• **Apply what you read**
**A.** Rename "load shedding" as "rolling blackouts" in the passage on SA's electricity generation and China's duty-free access, reproducing everything from "SA continues to" down to "to potential expansion.".
**B.** Continue the passage on SA's electricity generation and China's duty-free access from its final sentence.

• **Supplied passage**
SA continues to produce less electricity
According to the survey, SA’s electricity generation declined by 7,4% between 2019 and 2021.
A quick look at the 2006 survey and SA produced less electricity in 2021 than it did in 2006.
Figure 1 illustrates how subdued electricity generation has been over time.
Even though SA produced more electricity in 2021 than it did in 2020, the national level of production is still lower than it was in 2004.
In 2022 SA experienced extended periods of load shedding, with electricity generation significantly reduced.
Economic growth becomes impossible in an environment where energy is so constraint and acts as a major deterrent to potential expansion.
Duty Free Access to China for Selected African countries
China will grant zero-tariff treatment to 98% of taxable items originating in 10 least-developed countries (LDC) effective 1 Dec 2022. The LDCs are:
• Burkina Faso
• Sao Tome and Principe
The policy will cover 8,786 items, including agricultural products such as olive oil, cocoa powder and nuts, as well as various chemicals and product materials.

[Entries taken from a collection]

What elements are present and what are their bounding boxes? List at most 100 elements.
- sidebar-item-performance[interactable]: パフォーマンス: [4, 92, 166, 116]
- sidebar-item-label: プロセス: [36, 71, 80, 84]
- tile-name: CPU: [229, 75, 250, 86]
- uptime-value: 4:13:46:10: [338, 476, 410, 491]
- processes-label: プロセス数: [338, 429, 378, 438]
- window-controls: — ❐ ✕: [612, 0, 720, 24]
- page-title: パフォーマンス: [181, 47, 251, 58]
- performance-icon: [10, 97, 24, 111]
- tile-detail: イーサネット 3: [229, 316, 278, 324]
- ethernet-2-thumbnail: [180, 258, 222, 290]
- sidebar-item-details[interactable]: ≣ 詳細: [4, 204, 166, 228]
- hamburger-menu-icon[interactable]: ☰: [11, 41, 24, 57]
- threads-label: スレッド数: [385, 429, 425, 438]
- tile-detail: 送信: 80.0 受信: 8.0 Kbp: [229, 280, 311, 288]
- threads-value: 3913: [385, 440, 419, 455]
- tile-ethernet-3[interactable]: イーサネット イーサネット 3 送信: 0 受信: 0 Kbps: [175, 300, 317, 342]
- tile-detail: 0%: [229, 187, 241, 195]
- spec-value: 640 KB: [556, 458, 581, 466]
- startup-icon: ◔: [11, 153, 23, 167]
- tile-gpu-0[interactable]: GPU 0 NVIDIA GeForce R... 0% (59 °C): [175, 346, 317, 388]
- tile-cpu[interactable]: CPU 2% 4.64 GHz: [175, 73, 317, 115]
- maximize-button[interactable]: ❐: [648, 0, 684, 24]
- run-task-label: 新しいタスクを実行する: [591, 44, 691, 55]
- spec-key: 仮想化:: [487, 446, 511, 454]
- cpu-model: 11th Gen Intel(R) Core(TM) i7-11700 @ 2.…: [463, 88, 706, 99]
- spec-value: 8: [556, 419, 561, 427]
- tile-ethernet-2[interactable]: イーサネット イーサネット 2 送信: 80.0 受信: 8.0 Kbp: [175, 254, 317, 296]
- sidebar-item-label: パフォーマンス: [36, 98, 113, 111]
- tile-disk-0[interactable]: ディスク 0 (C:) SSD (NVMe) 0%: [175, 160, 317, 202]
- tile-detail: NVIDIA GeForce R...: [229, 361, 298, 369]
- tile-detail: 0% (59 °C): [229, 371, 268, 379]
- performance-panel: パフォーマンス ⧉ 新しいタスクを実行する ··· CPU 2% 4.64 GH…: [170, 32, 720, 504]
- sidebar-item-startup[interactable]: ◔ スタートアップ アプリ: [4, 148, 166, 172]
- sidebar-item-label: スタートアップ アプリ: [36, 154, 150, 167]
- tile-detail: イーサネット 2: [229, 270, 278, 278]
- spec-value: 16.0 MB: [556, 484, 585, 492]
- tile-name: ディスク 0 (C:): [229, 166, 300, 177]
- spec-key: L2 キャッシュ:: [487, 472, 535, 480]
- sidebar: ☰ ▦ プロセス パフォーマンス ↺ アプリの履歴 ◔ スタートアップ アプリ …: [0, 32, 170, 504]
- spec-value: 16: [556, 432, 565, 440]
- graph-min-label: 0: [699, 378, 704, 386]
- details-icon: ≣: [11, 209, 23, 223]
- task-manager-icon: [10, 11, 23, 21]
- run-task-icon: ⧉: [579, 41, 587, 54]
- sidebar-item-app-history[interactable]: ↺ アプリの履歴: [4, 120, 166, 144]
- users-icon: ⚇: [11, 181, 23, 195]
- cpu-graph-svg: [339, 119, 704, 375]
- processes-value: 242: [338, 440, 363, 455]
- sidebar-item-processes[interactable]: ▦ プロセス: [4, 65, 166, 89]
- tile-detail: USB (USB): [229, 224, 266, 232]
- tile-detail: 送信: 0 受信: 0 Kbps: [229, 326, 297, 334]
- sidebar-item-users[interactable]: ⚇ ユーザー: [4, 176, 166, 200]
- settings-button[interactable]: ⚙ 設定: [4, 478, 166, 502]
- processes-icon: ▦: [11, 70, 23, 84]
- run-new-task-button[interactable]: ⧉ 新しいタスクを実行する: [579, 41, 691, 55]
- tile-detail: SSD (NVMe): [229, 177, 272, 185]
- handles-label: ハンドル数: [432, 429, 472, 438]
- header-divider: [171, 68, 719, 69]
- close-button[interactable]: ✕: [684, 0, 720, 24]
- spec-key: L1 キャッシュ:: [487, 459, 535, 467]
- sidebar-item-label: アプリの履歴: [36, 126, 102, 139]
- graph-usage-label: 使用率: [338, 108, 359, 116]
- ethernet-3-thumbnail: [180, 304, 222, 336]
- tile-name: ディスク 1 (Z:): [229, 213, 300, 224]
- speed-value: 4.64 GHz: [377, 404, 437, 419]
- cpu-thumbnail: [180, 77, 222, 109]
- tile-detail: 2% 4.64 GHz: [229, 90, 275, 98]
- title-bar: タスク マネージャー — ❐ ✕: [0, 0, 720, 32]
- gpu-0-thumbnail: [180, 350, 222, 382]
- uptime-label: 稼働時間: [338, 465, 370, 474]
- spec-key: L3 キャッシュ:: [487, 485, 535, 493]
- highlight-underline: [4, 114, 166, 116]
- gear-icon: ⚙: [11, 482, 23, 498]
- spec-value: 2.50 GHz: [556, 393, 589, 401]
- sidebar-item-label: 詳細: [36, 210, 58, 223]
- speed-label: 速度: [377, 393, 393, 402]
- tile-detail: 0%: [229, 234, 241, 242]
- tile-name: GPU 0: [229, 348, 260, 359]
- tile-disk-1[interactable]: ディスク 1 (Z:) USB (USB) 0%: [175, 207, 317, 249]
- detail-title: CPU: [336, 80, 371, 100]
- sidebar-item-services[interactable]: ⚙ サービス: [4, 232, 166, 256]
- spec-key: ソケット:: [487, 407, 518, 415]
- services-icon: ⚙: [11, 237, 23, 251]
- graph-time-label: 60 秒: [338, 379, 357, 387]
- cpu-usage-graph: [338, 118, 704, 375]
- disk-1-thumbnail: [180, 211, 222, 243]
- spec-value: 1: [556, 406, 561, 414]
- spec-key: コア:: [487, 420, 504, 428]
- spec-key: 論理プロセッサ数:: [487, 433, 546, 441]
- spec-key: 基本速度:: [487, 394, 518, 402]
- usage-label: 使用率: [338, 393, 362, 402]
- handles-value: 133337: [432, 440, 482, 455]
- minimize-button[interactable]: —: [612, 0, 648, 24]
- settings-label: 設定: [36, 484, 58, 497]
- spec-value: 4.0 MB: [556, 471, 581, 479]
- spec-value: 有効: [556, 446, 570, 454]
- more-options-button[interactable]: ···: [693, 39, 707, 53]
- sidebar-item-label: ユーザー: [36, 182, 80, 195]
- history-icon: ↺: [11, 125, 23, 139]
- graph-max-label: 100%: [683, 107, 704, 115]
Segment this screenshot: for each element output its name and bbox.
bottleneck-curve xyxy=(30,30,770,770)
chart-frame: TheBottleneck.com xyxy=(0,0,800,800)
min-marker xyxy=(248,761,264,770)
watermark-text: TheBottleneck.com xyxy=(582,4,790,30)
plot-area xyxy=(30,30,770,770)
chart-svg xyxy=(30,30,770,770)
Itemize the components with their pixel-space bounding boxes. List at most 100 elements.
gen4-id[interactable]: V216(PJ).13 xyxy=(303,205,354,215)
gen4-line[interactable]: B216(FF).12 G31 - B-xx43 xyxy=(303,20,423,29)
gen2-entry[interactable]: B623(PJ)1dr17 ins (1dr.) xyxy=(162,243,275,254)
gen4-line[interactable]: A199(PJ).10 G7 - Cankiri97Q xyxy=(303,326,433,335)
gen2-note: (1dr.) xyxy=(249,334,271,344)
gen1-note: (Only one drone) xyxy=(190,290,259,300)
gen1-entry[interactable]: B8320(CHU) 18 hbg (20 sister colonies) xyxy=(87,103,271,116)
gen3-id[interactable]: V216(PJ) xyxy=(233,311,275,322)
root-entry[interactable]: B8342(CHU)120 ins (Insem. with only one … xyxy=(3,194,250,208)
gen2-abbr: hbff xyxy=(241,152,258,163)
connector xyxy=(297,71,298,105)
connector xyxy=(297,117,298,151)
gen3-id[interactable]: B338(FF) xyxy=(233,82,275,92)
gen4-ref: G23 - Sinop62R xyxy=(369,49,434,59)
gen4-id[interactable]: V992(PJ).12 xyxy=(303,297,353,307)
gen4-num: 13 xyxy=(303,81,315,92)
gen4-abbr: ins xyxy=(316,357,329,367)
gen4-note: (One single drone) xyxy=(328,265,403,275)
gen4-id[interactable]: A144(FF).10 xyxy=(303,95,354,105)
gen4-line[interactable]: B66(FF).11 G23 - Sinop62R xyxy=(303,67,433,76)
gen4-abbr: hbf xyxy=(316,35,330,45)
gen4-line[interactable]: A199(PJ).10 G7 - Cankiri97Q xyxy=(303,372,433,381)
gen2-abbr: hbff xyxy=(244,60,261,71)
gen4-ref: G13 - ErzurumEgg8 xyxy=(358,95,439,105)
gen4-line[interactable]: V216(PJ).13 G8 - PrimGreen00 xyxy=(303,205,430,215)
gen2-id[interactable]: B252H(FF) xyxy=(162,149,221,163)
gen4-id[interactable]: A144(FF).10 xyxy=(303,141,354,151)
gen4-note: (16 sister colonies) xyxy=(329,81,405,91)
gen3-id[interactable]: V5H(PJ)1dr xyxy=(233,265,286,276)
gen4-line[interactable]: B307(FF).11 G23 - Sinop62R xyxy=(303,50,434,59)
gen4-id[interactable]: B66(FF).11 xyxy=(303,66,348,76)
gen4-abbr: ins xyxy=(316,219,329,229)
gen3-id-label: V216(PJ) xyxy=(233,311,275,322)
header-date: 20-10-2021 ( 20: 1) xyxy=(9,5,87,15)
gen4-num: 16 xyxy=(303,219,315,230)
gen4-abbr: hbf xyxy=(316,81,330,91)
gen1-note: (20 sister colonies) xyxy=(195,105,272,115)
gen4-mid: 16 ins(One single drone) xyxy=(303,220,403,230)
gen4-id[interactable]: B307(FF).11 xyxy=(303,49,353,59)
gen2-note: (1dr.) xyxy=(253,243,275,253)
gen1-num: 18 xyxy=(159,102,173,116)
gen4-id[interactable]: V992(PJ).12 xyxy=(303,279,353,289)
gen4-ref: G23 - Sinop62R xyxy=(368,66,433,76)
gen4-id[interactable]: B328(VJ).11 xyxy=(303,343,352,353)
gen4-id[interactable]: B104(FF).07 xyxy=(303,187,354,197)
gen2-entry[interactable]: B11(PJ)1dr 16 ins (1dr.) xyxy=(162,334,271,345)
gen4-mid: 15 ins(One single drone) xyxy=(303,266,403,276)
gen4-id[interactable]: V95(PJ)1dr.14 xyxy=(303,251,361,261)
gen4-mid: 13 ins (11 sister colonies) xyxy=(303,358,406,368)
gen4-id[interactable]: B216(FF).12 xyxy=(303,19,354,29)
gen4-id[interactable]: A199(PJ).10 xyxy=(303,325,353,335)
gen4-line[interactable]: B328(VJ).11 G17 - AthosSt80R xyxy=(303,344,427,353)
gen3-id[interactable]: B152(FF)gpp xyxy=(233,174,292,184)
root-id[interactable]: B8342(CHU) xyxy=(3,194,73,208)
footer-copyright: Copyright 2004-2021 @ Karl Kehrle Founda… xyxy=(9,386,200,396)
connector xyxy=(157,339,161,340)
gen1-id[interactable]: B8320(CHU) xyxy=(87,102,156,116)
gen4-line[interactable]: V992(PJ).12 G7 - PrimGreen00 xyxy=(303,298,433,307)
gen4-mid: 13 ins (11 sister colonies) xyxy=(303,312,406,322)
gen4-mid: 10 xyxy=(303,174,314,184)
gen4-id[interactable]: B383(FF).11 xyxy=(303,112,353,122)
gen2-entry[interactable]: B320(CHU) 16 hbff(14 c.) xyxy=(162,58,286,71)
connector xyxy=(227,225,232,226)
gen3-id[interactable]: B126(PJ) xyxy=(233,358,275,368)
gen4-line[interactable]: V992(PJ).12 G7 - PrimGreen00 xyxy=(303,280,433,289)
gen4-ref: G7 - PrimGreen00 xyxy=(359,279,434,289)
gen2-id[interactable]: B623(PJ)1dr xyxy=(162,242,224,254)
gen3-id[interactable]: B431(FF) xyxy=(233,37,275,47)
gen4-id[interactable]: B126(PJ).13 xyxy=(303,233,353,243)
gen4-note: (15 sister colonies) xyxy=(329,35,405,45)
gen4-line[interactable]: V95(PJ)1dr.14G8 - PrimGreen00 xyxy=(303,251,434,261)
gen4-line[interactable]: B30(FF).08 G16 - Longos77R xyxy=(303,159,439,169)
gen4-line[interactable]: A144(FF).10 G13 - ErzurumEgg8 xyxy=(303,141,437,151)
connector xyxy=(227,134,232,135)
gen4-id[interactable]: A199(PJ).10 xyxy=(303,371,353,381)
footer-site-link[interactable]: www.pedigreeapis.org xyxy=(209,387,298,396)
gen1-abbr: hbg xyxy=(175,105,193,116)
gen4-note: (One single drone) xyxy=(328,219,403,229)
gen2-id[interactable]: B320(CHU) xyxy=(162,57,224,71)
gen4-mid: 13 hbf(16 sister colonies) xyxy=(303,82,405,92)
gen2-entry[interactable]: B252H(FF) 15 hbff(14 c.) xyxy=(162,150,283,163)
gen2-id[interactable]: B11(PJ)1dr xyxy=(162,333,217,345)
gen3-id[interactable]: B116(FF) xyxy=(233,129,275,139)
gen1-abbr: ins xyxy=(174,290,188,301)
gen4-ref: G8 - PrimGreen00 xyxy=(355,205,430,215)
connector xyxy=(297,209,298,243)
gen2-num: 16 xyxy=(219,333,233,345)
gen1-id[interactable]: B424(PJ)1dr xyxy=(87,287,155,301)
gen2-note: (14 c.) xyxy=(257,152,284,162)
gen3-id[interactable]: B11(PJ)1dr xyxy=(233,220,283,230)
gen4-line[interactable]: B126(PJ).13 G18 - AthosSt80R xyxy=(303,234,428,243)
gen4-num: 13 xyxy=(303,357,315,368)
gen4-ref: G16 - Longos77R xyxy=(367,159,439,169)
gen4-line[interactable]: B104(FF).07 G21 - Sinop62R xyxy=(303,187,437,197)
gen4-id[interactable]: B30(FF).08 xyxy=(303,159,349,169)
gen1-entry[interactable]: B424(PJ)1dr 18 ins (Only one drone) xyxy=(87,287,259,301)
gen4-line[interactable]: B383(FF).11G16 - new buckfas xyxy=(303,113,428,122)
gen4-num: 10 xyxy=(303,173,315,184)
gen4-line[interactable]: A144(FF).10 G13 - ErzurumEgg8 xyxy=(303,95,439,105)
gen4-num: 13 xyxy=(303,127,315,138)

• **Numbered answers**
**A.**
SA continues to produce less electricity
According to the survey, SA’s electricity generation declined by 7,4% between 2019 and 2021.
A quick look at the 2006 survey and SA produced less electricity in 2021 than it did in 2006.
Figure 1 illustrates how subdued electricity generation has been over time.
Even though SA produced more electricity in 2021 than it did in 2020, the national level of production is still lower than it was in 2004.
In 2022 SA experienced extended periods of rolling blackouts, with electricity generation significantly reduced.
Economic growth becomes impossible in an environment where energy is so constraint and acts as a major deterrent to potential expansion.

**B.**
Prior to this move, China announced plans to offer zero-tariff treatment for 98% of currently taxable products imported from 16 LDCs including Togo, Djibouti, Laos and Rwanda, which came into force on September 1, 2022.
The move will further promote China-Africa economic and trade cooperation, and help African products explore the Chinese market.
China earlier announced plans to set up a green lane for African agricultural products to enter China. And expand the range of products covered by zero-tariff treatment and import $300 billion worth of products from Africa in the next 3 years.
China-Africa economic cooperation has expanded rapidly in scale and extent. Over the past five years, China’s imports of African agricultural products have grown at an average annual rate of 11%.
This makes China the 2nd largest export destination for African agricultural products. In 2021 China imported $5 billion of agricultural products from Africa, a record high.
This is a quasi AGOA type of agreement.
Let’s hope the utilisation of it is higher vs that of AGOA.
Why Digital Fragmentation is on the Rise
The digital economy is inescapable, and, as is often the case, governments are turning to regulation to manage its complexities, according to recent findings by policy advisers Global Trade Alert and Digital Policy Alert.
To reimagine the report’s key message, see below an insightful infographic.
The internet was seen as a globally unifying medium at its inception.
It ushered an industrial revolution that’s still underway.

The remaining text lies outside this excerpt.